_Objectives_
1/ In the motorcycle forum thread below, translate this sentence into Spanish: "This particular thread is not about cornering technique!"
2/ Continue the motorcycle forum thread below from its last sentence.

_Page text_
--- begin ---

Discussion in 'New Riders and Riding Tips' at netrider.net.au started by raven, Jul 31, 2010.

  1. Need I say more?...


    This is NR Pinx, fully focussed on where she should be (Notice Helmet), even though she got a somewhat startling surprise while ripping (oops!, I mean tootling) through this corner.

    You hear riders go on and on about it to new riders, all the time...and just maybe it starts to become "blah blah blah"...
    Well, this photo clearly demonstrates ONE good reason to do it - SR (survival reaction) avoidance...staying focussed on where you are going, and not allowing the presence of the truck to take your attention away from that.

    Edited wording to be more specific for the sake of avoiding any misunderstandings. My comment is directed specifically and ONLY at SR avoidance.

    This particular thread is not about cornering technique! (which of course is "Look where you want to go")

  2. That's a great photo mate! Sells a really good message.

    Now if only I could manage/suppress my SR's as well.

    Fun Ha!
  3. Wow... Noted boss.
  4. Like this...do that..

  5. Cheers John. Lucky it wasn't a right-hand corner.
  6. No worries mate. :)

    Question: (to anyone)

    What would you do if it WAS a right handed corner, and got the same surprise?
    (assume all other things being equal)

  7. I'll have a noob dip at that...

    Right hand corner. Initially (before the truck appears) start left and aim to finish tight. This gives you the best possible vision through the corner and may even allow you to see the hazardous truck early enough that you can plan your line appropriately, perhaps so the exit point moves a little away from the right to the left giving you a bit of a buffer. If the BIG RED TRUCK just appears in view and interrupts your line of sight when you are looking through the corner then it would be time for a line adjustement and as it is blocking your exit point from sight you just got a new exit point which helps define your new line. I'm guessing (fairly sure) that it would be a slight relaxation of the counter steer, holding revs steady ignoring the brakes and furiously fighting the lizard brain so that you maintain your new line and ignore the truck safe in the knowledge that your original exit point allowed you plenty of room to the left "just on the off chance".


    Fun Ha!
  8. You might be a noob, but that was NOT a noob answer. Well done, mate! :)

    Allow me to elloborate on your answer a little bit, to take it to the next level. And of course, while there are a few different ways to approach it, this is just what "I" tend to do under such circumstances.

    As you said, you would ideally and crrectly be entering the corner from the far left of your lane, allowing you every chance to see what's ahead. Subsequently, you might see the truck early, and be able to adjust your line accordingly. Correct, and problem solved. Simple enough :)

    But what if you don't see the truck until more into the corner and thus more committed to an already chosen line etc.?
    Well firstly it depends on one thing...
    Whether you know the corner...

    If you do...then you are aware of the shape, apex and usual exit points etc....so assuming there is spacing from the truck on your chosen line, you do nothing, because the corner is in your minds-eye - you look "through" the truck (metaphorically speaking), and maintain your line throttle etc, as if the truck was'nt even there. In THIS case, the presence of the truck is completely irrelavent to your ride. :)

--- end ---

_Records provided_
--- begin ---

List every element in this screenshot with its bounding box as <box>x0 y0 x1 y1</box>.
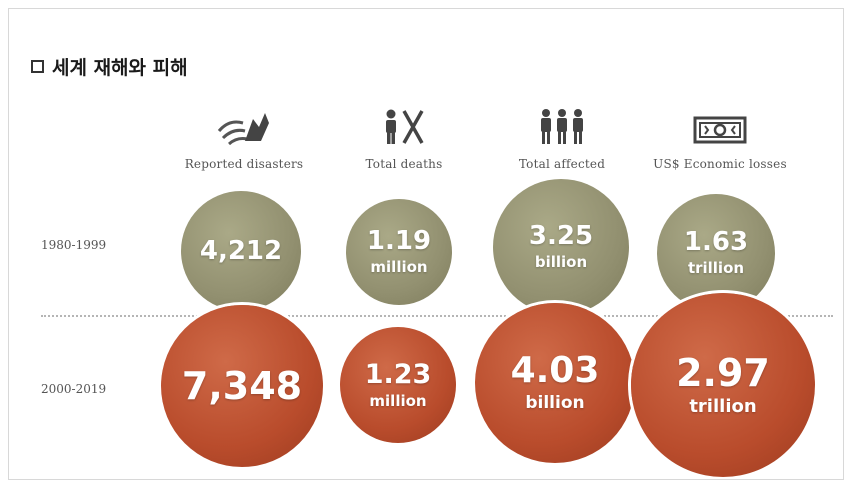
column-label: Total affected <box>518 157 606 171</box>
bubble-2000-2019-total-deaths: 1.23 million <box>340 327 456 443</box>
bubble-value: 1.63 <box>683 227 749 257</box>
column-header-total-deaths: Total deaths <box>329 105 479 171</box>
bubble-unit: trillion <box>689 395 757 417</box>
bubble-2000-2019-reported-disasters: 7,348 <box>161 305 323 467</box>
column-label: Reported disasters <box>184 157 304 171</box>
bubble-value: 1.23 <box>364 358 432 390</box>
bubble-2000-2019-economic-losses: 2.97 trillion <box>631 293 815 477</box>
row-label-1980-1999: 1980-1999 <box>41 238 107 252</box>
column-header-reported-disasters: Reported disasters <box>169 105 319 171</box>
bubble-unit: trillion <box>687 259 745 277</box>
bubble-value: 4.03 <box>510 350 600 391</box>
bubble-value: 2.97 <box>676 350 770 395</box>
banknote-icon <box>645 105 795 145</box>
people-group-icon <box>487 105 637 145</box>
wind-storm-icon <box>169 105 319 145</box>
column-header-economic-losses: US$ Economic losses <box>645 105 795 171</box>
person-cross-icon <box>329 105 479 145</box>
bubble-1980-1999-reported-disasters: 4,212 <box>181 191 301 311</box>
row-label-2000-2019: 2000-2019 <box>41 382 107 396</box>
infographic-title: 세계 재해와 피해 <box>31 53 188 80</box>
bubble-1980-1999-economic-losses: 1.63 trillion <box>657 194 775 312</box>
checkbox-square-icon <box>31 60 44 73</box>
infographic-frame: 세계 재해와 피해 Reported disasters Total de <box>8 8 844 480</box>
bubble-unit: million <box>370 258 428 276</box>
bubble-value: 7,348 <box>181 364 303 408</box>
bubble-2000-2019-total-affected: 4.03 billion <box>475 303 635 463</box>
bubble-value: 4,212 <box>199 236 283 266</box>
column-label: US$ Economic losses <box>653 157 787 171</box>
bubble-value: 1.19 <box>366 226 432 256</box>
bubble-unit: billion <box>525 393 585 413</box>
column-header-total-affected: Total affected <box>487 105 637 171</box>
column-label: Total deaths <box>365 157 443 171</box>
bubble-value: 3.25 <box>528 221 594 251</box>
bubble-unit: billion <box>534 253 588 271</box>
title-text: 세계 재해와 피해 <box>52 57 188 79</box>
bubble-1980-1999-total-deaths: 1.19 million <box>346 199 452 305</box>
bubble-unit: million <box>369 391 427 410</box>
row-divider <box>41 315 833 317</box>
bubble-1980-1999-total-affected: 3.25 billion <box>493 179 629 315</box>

--- end ---

_Responses to the exercise_
1/ ¡Este hilo en particular no trata de la técnica para tomar curvas!

2/
    If you do NOT know the corner, and you have run what should be an accordingly conservative line - ie stay wide until the apex comes into view, then again the truck should be irrelavent to what you are doing. You look at what you can see beyond the truck to pick up clues on where the corner is going, and forget about apexing too aggressively. Just in case the corner is a double apex or hooks around (decreasing radius). Of course, you should also have adjusted your speed down to suit.

    But WARNING, if you are fairly well committed to a line that will leave no safetly margin and you have to make a late line adjustment to run wider to create one, this can bring you unstuck, if what I mentioned above about the corner "type" suddenly reveals itself.
    In that case your adjustment is likely to have made your intended exit line all wrong.
    So it is important, to be flexible and open to making several adjustments if necessary, and not just assume that your corrected line to increase the clearance from the truck, is actually going to be correct for the corner after the truck is gone. If it tightens up for instance, you could easily be headed straight off into the trees.

    So take it one step further and be prepared for a two phase correction (If it's necessary) One to create a safety buffer and then another to get you back onto the line that is corrected for the remaining part of the corner, as it has revealed itself. (effectively, you would be making a bit of a swerve - one way then the other, while cornering)

    It's all in the timing, as to which scenario may unfold for you.

    Or as I have had to do a few times, DUCK! or pull your head out of the way, so it misses the truck mirrors or goes under them. (without effecting your bike, of course.) :)

    Again...a pretty good answer you came up with, matey. :)

  9. Case in point...


    You can't see her, but NR Pinx has just gone through the corner, only to be met by this monster, which came lumbering around towards me, a few seconds later.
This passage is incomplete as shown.